* [Job]
Search the data for the word "декоративные" and copy every line where it occurs.

* [Raw records]
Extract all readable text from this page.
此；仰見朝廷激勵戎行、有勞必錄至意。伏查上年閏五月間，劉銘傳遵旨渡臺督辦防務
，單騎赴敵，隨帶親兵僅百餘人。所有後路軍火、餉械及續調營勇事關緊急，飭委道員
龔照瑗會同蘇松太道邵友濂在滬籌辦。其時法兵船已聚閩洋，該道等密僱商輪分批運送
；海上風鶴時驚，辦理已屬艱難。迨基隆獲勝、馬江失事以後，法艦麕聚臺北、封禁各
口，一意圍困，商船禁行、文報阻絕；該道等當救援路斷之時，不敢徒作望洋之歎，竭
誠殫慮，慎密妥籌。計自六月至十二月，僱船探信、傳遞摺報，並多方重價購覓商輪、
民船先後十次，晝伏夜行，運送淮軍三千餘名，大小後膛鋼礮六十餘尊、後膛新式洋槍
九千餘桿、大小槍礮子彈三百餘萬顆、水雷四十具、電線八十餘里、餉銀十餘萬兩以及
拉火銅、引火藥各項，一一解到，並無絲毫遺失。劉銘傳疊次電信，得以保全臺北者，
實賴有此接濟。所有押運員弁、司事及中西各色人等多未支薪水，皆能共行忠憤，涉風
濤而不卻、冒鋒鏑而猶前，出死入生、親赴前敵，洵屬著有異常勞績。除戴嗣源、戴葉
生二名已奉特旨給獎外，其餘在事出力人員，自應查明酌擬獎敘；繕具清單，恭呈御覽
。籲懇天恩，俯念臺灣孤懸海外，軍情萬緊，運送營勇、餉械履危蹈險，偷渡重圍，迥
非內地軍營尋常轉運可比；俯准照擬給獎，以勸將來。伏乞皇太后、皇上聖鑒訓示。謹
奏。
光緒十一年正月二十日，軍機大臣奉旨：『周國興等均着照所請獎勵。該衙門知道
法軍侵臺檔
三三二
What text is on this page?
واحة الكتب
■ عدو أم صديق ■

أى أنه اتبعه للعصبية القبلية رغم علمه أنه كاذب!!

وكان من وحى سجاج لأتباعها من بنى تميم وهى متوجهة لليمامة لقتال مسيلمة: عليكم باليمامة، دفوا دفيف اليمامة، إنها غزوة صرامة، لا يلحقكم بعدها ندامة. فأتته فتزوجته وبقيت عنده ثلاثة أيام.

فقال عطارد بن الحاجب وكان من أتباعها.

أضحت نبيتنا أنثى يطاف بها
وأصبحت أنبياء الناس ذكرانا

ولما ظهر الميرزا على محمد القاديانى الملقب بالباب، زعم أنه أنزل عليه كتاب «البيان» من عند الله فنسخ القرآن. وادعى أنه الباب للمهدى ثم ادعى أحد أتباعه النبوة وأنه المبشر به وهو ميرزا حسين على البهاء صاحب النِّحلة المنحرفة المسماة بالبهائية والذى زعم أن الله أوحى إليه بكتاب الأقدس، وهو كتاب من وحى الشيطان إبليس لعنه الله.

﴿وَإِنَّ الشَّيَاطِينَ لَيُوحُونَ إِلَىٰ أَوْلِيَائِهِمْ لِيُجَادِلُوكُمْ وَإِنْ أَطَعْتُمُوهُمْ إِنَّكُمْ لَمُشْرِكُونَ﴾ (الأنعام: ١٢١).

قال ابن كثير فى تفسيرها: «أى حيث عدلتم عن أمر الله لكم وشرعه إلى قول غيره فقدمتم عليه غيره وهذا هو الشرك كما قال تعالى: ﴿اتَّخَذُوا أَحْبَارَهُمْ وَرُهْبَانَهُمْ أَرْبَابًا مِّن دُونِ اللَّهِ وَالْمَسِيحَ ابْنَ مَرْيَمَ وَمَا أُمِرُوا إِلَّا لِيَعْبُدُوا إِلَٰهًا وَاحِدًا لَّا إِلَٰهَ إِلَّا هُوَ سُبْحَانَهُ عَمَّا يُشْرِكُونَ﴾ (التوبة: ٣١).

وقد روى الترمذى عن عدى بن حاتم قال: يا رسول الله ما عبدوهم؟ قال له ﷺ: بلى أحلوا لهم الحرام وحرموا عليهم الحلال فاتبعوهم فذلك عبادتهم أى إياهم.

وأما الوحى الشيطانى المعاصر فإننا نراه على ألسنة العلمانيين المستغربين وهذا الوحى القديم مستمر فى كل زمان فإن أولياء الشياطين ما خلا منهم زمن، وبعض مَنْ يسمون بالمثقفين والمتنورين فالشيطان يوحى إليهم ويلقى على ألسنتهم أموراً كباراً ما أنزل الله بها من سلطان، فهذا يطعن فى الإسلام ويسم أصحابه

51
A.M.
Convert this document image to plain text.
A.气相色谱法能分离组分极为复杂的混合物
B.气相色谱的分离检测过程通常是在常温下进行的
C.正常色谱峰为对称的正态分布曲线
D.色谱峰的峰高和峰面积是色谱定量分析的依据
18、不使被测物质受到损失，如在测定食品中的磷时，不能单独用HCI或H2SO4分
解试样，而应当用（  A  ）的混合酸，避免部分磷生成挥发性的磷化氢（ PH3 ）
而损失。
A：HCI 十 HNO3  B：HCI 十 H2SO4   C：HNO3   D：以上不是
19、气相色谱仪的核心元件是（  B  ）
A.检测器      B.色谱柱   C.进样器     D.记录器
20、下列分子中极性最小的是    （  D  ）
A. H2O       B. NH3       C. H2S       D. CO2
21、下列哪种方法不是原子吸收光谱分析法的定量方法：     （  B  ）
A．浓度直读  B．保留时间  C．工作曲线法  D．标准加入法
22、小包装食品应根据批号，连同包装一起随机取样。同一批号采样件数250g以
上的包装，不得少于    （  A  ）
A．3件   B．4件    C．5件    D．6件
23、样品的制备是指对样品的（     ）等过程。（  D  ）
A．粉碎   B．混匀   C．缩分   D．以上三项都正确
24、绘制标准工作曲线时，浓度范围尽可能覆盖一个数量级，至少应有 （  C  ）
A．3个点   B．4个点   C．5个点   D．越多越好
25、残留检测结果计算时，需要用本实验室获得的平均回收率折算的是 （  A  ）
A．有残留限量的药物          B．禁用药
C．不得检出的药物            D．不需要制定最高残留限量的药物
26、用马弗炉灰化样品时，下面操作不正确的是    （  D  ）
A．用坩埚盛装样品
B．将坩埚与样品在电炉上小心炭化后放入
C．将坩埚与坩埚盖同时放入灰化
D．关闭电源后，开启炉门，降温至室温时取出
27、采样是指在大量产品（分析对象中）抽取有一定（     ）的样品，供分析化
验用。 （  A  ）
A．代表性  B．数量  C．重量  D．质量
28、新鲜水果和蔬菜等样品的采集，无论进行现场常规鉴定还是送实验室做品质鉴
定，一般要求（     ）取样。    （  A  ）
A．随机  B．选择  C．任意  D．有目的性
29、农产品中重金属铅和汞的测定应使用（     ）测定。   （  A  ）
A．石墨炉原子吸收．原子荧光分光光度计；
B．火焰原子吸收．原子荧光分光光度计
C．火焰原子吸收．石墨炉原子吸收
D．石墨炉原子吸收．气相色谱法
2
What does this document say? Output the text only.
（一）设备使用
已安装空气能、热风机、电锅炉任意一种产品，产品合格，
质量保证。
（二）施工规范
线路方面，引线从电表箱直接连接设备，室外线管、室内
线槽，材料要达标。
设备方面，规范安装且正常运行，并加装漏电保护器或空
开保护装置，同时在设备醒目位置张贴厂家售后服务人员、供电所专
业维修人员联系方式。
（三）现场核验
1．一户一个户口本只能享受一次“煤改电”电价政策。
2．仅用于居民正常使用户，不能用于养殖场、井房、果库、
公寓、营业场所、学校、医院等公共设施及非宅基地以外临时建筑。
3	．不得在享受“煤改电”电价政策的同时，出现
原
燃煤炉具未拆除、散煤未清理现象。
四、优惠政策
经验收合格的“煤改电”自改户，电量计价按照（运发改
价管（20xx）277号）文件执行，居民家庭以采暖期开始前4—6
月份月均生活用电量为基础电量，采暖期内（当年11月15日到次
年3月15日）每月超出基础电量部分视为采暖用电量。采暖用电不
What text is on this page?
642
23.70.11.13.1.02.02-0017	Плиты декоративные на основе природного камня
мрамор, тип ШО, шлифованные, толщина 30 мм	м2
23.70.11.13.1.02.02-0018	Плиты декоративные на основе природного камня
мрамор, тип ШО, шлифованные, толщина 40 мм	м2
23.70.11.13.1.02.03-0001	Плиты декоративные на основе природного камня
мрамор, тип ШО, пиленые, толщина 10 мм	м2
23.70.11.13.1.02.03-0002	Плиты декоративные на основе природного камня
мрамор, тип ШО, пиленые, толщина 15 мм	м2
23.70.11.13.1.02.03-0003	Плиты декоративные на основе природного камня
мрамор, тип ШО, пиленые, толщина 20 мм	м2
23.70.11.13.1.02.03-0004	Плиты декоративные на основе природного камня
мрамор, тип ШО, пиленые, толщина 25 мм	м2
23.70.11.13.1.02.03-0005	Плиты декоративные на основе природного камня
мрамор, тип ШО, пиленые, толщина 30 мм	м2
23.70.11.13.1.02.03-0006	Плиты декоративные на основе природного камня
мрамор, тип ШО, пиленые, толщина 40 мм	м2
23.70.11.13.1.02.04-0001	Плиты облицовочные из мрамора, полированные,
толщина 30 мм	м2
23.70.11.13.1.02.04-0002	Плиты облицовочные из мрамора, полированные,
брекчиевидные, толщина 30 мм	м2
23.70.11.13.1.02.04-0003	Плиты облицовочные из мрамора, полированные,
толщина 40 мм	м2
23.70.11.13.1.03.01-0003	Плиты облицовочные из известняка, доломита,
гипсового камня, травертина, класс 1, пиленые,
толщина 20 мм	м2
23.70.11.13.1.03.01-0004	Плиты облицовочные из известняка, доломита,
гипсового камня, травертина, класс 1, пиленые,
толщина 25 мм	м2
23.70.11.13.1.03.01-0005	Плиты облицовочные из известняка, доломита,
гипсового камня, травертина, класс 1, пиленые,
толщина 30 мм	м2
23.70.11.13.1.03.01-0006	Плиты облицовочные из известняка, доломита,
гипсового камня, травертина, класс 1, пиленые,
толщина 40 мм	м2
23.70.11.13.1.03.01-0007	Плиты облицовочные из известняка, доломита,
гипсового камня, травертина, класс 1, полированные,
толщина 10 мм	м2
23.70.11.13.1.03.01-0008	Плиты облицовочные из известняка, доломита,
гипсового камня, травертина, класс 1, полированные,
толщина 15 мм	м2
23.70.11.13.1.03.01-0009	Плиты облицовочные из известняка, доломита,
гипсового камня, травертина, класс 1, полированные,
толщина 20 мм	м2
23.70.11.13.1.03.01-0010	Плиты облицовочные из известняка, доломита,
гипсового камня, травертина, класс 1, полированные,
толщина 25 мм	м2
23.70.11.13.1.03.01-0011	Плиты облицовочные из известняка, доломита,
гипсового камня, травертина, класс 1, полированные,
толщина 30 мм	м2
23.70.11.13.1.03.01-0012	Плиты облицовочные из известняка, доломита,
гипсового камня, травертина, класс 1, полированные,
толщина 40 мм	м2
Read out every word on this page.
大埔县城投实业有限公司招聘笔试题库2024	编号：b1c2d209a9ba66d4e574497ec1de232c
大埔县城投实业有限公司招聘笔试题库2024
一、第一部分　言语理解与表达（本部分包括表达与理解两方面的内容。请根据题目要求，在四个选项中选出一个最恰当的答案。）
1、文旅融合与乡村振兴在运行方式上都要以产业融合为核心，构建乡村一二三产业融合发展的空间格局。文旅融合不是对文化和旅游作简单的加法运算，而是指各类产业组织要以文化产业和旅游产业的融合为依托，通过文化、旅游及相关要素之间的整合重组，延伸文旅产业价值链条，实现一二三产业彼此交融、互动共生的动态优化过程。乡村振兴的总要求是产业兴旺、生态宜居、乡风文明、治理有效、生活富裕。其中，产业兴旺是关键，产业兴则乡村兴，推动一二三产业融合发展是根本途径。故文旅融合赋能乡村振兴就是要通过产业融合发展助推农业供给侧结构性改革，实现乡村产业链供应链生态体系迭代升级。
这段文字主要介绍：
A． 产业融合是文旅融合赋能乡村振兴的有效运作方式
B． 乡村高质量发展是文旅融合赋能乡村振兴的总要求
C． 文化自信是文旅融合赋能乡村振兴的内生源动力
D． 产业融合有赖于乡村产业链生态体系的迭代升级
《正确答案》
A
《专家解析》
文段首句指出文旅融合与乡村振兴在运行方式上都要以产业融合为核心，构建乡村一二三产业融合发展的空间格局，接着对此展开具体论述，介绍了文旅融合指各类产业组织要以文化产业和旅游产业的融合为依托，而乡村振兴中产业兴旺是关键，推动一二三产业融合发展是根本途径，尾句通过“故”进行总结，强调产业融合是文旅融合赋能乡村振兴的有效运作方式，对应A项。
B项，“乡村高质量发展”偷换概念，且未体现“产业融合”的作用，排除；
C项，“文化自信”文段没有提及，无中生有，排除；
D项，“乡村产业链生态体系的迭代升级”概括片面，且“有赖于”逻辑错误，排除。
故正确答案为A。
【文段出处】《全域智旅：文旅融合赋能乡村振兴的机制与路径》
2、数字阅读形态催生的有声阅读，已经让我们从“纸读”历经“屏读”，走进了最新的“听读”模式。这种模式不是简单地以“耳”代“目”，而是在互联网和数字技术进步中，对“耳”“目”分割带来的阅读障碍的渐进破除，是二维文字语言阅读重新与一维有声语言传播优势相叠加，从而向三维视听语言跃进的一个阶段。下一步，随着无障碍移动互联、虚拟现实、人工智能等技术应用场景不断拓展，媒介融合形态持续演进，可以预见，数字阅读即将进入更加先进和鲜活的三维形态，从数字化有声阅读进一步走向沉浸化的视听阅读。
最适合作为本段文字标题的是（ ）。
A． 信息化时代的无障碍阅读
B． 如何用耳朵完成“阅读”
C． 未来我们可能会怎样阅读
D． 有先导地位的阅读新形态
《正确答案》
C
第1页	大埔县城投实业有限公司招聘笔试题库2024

* [Task response]
23.70.11.13.1.02.02-0017	Плиты декоративные на основе природного камня
23.70.11.13.1.02.02-0018	Плиты декоративные на основе природного камня
23.70.11.13.1.02.03-0001	Плиты декоративные на основе природного камня
23.70.11.13.1.02.03-0002	Плиты декоративные на основе природного камня
23.70.11.13.1.02.03-0003	Плиты декоративные на основе природного камня
23.70.11.13.1.02.03-0004	Плиты декоративные на основе природного камня
23.70.11.13.1.02.03-0005	Плиты декоративные на основе природного камня
23.70.11.13.1.02.03-0006	Плиты декоративные на основе природного камня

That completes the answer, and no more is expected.